● **Description of the task**
Wherever the string "CORRELATION" occurs in a line of these records, report that line.

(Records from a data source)
'''

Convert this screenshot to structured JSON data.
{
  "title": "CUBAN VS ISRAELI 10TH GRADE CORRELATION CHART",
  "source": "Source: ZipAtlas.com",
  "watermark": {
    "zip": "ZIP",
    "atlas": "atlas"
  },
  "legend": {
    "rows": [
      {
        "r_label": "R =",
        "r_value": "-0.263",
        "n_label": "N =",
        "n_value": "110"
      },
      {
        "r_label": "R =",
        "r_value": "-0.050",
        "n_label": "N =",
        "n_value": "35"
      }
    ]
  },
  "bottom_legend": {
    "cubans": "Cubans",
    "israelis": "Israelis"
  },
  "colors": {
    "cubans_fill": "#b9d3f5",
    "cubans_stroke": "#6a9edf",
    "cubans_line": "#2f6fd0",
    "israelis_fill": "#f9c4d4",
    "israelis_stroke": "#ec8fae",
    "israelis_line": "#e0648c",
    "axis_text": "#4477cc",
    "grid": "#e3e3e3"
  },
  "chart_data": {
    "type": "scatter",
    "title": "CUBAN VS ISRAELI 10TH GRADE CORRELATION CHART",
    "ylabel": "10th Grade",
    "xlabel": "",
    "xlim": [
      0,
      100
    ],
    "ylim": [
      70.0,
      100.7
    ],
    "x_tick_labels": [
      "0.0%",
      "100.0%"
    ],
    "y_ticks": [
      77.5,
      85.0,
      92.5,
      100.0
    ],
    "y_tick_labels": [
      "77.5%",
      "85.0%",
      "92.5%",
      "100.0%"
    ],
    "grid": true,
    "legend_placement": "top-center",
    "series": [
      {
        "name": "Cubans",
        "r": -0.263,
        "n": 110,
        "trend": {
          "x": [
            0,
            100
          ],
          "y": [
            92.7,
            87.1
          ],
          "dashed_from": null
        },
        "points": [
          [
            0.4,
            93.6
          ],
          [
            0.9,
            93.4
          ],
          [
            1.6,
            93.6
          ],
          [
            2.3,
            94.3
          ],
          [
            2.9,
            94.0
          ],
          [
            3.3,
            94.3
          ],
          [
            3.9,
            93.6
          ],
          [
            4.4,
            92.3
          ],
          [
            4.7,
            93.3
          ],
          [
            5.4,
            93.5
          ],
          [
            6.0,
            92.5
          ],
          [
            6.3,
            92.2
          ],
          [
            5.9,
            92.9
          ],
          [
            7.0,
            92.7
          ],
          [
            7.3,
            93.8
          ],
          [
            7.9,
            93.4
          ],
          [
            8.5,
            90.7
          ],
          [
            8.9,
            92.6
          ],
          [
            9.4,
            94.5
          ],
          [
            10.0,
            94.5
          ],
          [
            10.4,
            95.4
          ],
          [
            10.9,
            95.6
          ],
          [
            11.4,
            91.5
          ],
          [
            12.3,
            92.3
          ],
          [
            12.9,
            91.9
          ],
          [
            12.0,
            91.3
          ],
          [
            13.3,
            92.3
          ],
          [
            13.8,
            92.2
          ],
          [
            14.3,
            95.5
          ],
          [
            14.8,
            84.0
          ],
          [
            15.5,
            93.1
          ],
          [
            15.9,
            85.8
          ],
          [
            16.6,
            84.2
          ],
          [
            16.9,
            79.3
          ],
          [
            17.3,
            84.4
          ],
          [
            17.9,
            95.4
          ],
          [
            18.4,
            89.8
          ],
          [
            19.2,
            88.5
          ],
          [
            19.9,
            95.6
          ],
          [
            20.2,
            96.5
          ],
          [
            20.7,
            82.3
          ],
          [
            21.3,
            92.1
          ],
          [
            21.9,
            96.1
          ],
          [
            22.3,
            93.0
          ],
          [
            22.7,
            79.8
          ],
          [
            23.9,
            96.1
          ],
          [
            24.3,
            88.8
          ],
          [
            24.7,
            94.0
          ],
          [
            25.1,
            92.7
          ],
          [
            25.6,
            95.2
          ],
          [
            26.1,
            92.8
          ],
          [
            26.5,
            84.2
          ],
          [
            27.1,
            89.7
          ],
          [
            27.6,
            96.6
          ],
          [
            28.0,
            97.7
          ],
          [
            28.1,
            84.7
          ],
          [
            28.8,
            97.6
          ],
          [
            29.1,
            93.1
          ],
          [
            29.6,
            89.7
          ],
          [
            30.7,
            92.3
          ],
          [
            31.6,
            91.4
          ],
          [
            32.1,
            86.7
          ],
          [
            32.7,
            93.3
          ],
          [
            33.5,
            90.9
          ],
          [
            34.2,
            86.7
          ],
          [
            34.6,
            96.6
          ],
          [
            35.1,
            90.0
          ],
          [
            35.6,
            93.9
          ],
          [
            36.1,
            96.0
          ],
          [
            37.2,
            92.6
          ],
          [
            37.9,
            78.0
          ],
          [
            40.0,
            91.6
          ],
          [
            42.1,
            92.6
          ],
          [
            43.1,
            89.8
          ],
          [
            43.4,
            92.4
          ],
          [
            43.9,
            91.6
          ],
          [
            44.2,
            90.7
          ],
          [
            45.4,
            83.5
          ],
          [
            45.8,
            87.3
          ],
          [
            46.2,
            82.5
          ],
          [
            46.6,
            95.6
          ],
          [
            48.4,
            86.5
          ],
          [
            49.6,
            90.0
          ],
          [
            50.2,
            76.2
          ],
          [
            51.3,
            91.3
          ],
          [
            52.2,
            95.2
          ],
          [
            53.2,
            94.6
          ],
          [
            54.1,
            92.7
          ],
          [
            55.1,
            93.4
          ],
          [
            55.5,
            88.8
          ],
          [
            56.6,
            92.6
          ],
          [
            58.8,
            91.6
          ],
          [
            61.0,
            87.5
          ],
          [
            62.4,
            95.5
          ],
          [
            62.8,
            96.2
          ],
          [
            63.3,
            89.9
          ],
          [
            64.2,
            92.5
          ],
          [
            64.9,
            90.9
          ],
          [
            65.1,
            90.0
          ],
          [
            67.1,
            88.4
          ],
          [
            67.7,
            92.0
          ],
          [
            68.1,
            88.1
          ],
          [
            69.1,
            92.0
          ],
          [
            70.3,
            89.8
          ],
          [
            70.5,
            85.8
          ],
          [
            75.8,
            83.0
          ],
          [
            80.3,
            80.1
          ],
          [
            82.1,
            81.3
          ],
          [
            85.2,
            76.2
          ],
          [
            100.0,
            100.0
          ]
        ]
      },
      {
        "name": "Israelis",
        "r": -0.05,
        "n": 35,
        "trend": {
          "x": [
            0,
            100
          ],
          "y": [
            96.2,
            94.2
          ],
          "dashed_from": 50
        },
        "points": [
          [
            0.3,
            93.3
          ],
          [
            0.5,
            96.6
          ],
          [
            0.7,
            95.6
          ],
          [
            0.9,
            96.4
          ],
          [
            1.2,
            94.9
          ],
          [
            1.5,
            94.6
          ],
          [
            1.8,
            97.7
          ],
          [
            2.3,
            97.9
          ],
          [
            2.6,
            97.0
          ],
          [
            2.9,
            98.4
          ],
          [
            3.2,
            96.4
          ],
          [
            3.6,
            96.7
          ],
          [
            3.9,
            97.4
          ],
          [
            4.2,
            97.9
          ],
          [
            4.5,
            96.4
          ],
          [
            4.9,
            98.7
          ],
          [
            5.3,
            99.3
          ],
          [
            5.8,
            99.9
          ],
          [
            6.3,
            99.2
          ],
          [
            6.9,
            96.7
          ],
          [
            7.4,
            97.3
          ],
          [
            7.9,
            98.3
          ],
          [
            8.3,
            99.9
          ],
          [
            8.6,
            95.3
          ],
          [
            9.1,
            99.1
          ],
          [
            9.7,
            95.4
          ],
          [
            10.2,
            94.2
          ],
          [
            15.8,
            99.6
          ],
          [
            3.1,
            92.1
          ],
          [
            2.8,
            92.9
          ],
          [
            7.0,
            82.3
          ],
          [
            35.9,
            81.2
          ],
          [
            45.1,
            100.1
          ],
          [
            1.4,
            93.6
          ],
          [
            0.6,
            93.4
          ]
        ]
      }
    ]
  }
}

'''

● **Response**
  "title": "CUBAN VS ISRAELI 10TH GRADE CORRELATION CHART",
    "title": "CUBAN VS ISRAELI 10TH GRADE CORRELATION CHART",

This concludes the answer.